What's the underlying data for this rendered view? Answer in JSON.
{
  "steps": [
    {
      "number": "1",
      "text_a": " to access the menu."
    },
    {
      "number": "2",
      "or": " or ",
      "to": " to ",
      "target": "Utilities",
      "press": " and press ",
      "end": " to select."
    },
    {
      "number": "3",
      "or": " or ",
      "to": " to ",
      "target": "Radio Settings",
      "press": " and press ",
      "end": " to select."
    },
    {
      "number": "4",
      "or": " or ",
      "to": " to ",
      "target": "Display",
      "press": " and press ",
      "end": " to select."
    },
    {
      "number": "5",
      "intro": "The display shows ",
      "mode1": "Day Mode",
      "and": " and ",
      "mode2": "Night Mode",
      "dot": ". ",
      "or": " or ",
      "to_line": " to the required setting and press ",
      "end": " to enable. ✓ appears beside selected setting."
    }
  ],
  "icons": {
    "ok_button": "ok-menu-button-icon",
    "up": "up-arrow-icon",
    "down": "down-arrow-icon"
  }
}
__________________________________________________
**Problem statement**
Extract from the data every line where "menu" shows up.

**Task response**
      "text_a": " to access the menu."
    "ok_button": "ok-menu-button-icon",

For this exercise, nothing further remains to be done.